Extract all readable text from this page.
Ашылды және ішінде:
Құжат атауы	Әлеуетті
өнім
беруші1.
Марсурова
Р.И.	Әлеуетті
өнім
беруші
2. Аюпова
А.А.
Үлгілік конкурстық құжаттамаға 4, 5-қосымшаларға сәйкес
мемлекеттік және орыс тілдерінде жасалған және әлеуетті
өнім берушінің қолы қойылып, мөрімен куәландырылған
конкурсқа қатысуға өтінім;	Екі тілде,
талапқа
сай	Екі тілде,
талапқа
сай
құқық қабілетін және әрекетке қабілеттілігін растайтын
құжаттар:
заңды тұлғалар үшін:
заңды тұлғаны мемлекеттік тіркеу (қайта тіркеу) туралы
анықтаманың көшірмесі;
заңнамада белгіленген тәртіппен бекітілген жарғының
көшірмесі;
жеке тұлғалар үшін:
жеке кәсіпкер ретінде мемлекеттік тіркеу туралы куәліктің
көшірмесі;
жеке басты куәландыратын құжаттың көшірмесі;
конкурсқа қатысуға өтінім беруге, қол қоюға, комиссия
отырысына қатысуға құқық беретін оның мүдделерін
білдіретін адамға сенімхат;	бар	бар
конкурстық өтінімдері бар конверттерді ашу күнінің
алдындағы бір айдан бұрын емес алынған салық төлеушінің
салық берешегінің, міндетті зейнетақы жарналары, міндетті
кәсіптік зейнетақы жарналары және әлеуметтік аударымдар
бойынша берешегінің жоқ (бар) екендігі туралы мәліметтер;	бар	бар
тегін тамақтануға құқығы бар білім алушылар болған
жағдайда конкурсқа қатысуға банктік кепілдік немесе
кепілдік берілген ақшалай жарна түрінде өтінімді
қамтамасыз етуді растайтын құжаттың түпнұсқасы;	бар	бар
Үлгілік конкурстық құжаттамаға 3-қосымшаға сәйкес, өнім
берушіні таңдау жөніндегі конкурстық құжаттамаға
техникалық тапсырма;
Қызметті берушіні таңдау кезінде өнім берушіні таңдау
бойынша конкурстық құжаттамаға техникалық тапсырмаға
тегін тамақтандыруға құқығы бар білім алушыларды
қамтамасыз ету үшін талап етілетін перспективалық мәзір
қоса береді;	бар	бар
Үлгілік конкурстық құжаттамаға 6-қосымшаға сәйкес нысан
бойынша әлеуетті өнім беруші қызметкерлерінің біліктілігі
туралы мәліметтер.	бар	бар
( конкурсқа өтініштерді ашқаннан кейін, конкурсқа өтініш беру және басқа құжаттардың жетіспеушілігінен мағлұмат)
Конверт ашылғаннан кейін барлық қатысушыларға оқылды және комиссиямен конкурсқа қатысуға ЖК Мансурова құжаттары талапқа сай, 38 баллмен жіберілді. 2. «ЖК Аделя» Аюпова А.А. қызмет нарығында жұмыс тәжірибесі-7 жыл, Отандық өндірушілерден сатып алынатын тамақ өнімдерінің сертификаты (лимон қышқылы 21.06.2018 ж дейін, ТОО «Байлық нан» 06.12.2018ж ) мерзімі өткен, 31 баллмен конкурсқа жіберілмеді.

= = = =

◆ Exercise:
Output the whole listing above again, word for word.

◆ Correct response:
Extract all readable text from this page.
Ашылды және ішінде:
Құжат атауы	Әлеуетті
өнім
беруші1.
Марсурова
Р.И.	Әлеуетті
өнім
беруші
2. Аюпова
А.А.
Үлгілік конкурстық құжаттамаға 4, 5-қосымшаларға сәйкес
мемлекеттік және орыс тілдерінде жасалған және әлеуетті
өнім берушінің қолы қойылып, мөрімен куәландырылған
конкурсқа қатысуға өтінім;	Екі тілде,
талапқа
сай	Екі тілде,
талапқа
сай
құқық қабілетін және әрекетке қабілеттілігін растайтын
құжаттар:
заңды тұлғалар үшін:
заңды тұлғаны мемлекеттік тіркеу (қайта тіркеу) туралы
анықтаманың көшірмесі;
заңнамада белгіленген тәртіппен бекітілген жарғының
көшірмесі;
жеке тұлғалар үшін:
жеке кәсіпкер ретінде мемлекеттік тіркеу туралы куәліктің
көшірмесі;
жеке басты куәландыратын құжаттың көшірмесі;
конкурсқа қатысуға өтінім беруге, қол қоюға, комиссия
отырысына қатысуға құқық беретін оның мүдделерін
білдіретін адамға сенімхат;	бар	бар
конкурстық өтінімдері бар конверттерді ашу күнінің
алдындағы бір айдан бұрын емес алынған салық төлеушінің
салық берешегінің, міндетті зейнетақы жарналары, міндетті
кәсіптік зейнетақы жарналары және әлеуметтік аударымдар
бойынша берешегінің жоқ (бар) екендігі туралы мәліметтер;	бар	бар
тегін тамақтануға құқығы бар білім алушылар болған
жағдайда конкурсқа қатысуға банктік кепілдік немесе
кепілдік берілген ақшалай жарна түрінде өтінімді
қамтамасыз етуді растайтын құжаттың түпнұсқасы;	бар	бар
Үлгілік конкурстық құжаттамаға 3-қосымшаға сәйкес, өнім
берушіні таңдау жөніндегі конкурстық құжаттамаға
техникалық тапсырма;
Қызметті берушіні таңдау кезінде өнім берушіні таңдау
бойынша конкурстық құжаттамаға техникалық тапсырмаға
тегін тамақтандыруға құқығы бар білім алушыларды
қамтамасыз ету үшін талап етілетін перспективалық мәзір
қоса береді;	бар	бар
Үлгілік конкурстық құжаттамаға 6-қосымшаға сәйкес нысан
бойынша әлеуетті өнім беруші қызметкерлерінің біліктілігі
туралы мәліметтер.	бар	бар
( конкурсқа өтініштерді ашқаннан кейін, конкурсқа өтініш беру және басқа құжаттардың жетіспеушілігінен мағлұмат)
Конверт ашылғаннан кейін барлық қатысушыларға оқылды және комиссиямен конкурсқа қатысуға ЖК Мансурова құжаттары талапқа сай, 38 баллмен жіберілді. 2. «ЖК Аделя» Аюпова А.А. қызмет нарығында жұмыс тәжірибесі-7 жыл, Отандық өндірушілерден сатып алынатын тамақ өнімдерінің сертификаты (лимон қышқылы 21.06.2018 ж дейін, ТОО «Байлық нан» 06.12.2018ж ) мерзімі өткен, 31 баллмен конкурсқа жіберілмеді.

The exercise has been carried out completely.